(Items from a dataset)
-.-.-

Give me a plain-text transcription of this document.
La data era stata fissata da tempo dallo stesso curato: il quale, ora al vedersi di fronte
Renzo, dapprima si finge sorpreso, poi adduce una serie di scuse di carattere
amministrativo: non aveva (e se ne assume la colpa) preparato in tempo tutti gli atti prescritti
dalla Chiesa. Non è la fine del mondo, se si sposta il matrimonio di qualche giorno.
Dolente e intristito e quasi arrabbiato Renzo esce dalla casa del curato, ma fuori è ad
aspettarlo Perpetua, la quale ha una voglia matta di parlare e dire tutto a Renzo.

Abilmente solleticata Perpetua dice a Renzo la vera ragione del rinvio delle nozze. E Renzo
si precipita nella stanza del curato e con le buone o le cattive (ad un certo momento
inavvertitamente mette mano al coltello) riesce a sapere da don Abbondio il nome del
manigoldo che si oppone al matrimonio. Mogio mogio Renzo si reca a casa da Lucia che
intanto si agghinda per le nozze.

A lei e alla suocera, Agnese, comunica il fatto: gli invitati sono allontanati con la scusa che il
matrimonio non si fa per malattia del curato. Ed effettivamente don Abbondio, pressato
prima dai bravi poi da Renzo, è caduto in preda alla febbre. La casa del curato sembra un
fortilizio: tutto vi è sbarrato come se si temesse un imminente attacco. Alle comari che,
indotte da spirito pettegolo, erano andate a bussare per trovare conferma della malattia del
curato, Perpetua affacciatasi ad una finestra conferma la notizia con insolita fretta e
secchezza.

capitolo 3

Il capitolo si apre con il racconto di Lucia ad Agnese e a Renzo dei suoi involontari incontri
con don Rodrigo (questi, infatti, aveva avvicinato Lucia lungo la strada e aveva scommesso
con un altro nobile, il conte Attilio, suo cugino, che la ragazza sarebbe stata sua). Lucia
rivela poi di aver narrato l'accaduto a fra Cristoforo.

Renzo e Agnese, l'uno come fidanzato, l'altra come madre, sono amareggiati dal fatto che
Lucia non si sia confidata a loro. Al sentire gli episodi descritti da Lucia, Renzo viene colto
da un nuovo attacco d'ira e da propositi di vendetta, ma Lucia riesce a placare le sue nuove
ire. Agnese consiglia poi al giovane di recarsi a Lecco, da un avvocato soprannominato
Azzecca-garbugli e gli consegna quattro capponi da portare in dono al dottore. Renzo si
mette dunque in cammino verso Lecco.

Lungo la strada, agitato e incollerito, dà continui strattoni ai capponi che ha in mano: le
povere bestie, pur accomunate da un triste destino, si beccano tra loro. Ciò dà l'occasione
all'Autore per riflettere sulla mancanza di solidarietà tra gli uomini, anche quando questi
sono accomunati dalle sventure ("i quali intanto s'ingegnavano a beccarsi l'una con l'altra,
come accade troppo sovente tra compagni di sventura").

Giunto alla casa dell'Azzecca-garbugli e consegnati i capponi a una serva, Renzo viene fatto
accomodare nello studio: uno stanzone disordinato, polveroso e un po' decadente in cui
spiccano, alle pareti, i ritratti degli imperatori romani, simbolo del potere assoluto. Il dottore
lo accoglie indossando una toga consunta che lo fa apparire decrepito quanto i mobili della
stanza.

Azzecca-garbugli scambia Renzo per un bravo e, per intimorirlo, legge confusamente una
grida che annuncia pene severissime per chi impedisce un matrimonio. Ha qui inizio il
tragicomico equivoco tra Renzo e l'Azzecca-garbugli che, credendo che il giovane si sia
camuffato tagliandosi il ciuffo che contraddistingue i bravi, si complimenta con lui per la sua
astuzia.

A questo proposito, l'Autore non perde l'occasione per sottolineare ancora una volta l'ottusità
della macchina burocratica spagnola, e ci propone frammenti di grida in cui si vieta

-.-.-

Find all lines with "strada" in them and copy each one.

§ Completed exercise
con don Rodrigo (questi, infatti, aveva avvicinato Lucia lungo la strada e aveva scommesso
Lungo la strada, agitato e incollerito, dà continui strattoni ai capponi che ha in mano: le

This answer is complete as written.